> EXERCISE TASK: Would you copy out the whole listing exactly as given?
::: DATASET EXTRACT
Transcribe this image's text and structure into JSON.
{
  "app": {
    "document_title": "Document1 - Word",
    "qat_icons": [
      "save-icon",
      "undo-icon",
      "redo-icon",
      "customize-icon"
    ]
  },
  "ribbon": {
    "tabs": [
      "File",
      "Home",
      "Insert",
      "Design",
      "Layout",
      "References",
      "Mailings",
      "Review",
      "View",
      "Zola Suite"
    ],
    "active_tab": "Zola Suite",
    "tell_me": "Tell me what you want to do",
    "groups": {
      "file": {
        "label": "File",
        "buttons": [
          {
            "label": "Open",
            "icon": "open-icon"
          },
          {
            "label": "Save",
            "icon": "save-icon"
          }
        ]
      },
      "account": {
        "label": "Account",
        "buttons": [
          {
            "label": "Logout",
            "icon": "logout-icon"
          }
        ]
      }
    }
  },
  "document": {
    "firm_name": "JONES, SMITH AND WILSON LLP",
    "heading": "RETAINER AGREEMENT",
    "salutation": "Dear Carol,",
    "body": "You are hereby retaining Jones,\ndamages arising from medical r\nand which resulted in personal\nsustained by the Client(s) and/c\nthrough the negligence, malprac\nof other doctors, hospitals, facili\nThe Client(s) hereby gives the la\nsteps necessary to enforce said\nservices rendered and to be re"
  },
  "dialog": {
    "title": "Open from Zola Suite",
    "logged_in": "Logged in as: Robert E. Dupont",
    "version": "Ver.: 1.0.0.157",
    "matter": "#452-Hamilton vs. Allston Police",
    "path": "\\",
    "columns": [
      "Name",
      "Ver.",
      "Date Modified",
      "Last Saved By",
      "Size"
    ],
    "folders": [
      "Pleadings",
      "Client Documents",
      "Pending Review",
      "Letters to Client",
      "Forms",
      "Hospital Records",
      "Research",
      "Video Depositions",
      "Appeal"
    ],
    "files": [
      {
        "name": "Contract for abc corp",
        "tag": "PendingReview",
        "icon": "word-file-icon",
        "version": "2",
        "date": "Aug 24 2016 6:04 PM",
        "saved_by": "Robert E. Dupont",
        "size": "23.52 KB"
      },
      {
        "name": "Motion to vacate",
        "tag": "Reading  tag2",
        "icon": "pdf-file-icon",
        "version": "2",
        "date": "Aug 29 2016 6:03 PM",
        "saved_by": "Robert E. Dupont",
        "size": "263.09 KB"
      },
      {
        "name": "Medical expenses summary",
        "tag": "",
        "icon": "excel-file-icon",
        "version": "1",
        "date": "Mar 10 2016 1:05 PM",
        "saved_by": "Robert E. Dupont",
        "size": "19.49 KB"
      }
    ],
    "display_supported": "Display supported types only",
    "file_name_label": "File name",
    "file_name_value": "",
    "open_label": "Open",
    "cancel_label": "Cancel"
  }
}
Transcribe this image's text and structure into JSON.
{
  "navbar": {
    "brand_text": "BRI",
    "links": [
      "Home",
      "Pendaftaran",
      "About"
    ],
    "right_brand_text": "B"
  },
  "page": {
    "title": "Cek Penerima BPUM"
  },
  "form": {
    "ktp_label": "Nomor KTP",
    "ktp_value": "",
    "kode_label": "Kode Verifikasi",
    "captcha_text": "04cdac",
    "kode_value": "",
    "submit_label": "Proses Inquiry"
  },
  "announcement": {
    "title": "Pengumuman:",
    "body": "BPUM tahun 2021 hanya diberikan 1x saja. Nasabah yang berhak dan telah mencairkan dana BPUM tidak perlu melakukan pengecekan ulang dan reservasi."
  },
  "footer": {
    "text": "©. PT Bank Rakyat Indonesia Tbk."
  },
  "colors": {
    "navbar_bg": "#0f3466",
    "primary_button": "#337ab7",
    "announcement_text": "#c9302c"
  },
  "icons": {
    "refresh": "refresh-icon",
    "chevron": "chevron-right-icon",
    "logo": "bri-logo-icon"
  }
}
::::::
> RESULT BELOW:
Transcribe this image's text and structure into JSON.
{
  "app": {
    "document_title": "Document1 - Word",
    "qat_icons": [
      "save-icon",
      "undo-icon",
      "redo-icon",
      "customize-icon"
    ]
  },
  "ribbon": {
    "tabs": [
      "File",
      "Home",
      "Insert",
      "Design",
      "Layout",
      "References",
      "Mailings",
      "Review",
      "View",
      "Zola Suite"
    ],
    "active_tab": "Zola Suite",
    "tell_me": "Tell me what you want to do",
    "groups": {
      "file": {
        "label": "File",
        "buttons": [
          {
            "label": "Open",
            "icon": "open-icon"
          },
          {
            "label": "Save",
            "icon": "save-icon"
          }
        ]
      },
      "account": {
        "label": "Account",
        "buttons": [
          {
            "label": "Logout",
            "icon": "logout-icon"
          }
        ]
      }
    }
  },
  "document": {
    "firm_name": "JONES, SMITH AND WILSON LLP",
    "heading": "RETAINER AGREEMENT",
    "salutation": "Dear Carol,",
    "body": "You are hereby retaining Jones,\ndamages arising from medical r\nand which resulted in personal\nsustained by the Client(s) and/c\nthrough the negligence, malprac\nof other doctors, hospitals, facili\nThe Client(s) hereby gives the la\nsteps necessary to enforce said\nservices rendered and to be re"
  },
  "dialog": {
    "title": "Open from Zola Suite",
    "logged_in": "Logged in as: Robert E. Dupont",
    "version": "Ver.: 1.0.0.157",
    "matter": "#452-Hamilton vs. Allston Police",
    "path": "\\",
    "columns": [
      "Name",
      "Ver.",
      "Date Modified",
      "Last Saved By",
      "Size"
    ],
    "folders": [
      "Pleadings",
      "Client Documents",
      "Pending Review",
      "Letters to Client",
      "Forms",
      "Hospital Records",
      "Research",
      "Video Depositions",
      "Appeal"
    ],
    "files": [
      {
        "name": "Contract for abc corp",
        "tag": "PendingReview",
        "icon": "word-file-icon",
        "version": "2",
        "date": "Aug 24 2016 6:04 PM",
        "saved_by": "Robert E. Dupont",
        "size": "23.52 KB"
      },
      {
        "name": "Motion to vacate",
        "tag": "Reading  tag2",
        "icon": "pdf-file-icon",
        "version": "2",
        "date": "Aug 29 2016 6:03 PM",
        "saved_by": "Robert E. Dupont",
        "size": "263.09 KB"
      },
      {
        "name": "Medical expenses summary",
        "tag": "",
        "icon": "excel-file-icon",
        "version": "1",
        "date": "Mar 10 2016 1:05 PM",
        "saved_by": "Robert E. Dupont",
        "size": "19.49 KB"
      }
    ],
    "display_supported": "Display supported types only",
    "file_name_label": "File name",
    "file_name_value": "",
    "open_label": "Open",
    "cancel_label": "Cancel"
  }
}
Transcribe this image's text and structure into JSON.
{
  "navbar": {
    "brand_text": "BRI",
    "links": [
      "Home",
      "Pendaftaran",
      "About"
    ],
    "right_brand_text": "B"
  },
  "page": {
    "title": "Cek Penerima BPUM"
  },
  "form": {
    "ktp_label": "Nomor KTP",
    "ktp_value": "",
    "kode_label": "Kode Verifikasi",
    "captcha_text": "04cdac",
    "kode_value": "",
    "submit_label": "Proses Inquiry"
  },
  "announcement": {
    "title": "Pengumuman:",
    "body": "BPUM tahun 2021 hanya diberikan 1x saja. Nasabah yang berhak dan telah mencairkan dana BPUM tidak perlu melakukan pengecekan ulang dan reservasi."
  },
  "footer": {
    "text": "©. PT Bank Rakyat Indonesia Tbk."
  },
  "colors": {
    "navbar_bg": "#0f3466",
    "primary_button": "#337ab7",
    "announcement_text": "#c9302c"
  },
  "icons": {
    "refresh": "refresh-icon",
    "chevron": "chevron-right-icon",
    "logo": "bri-logo-icon"
  }
}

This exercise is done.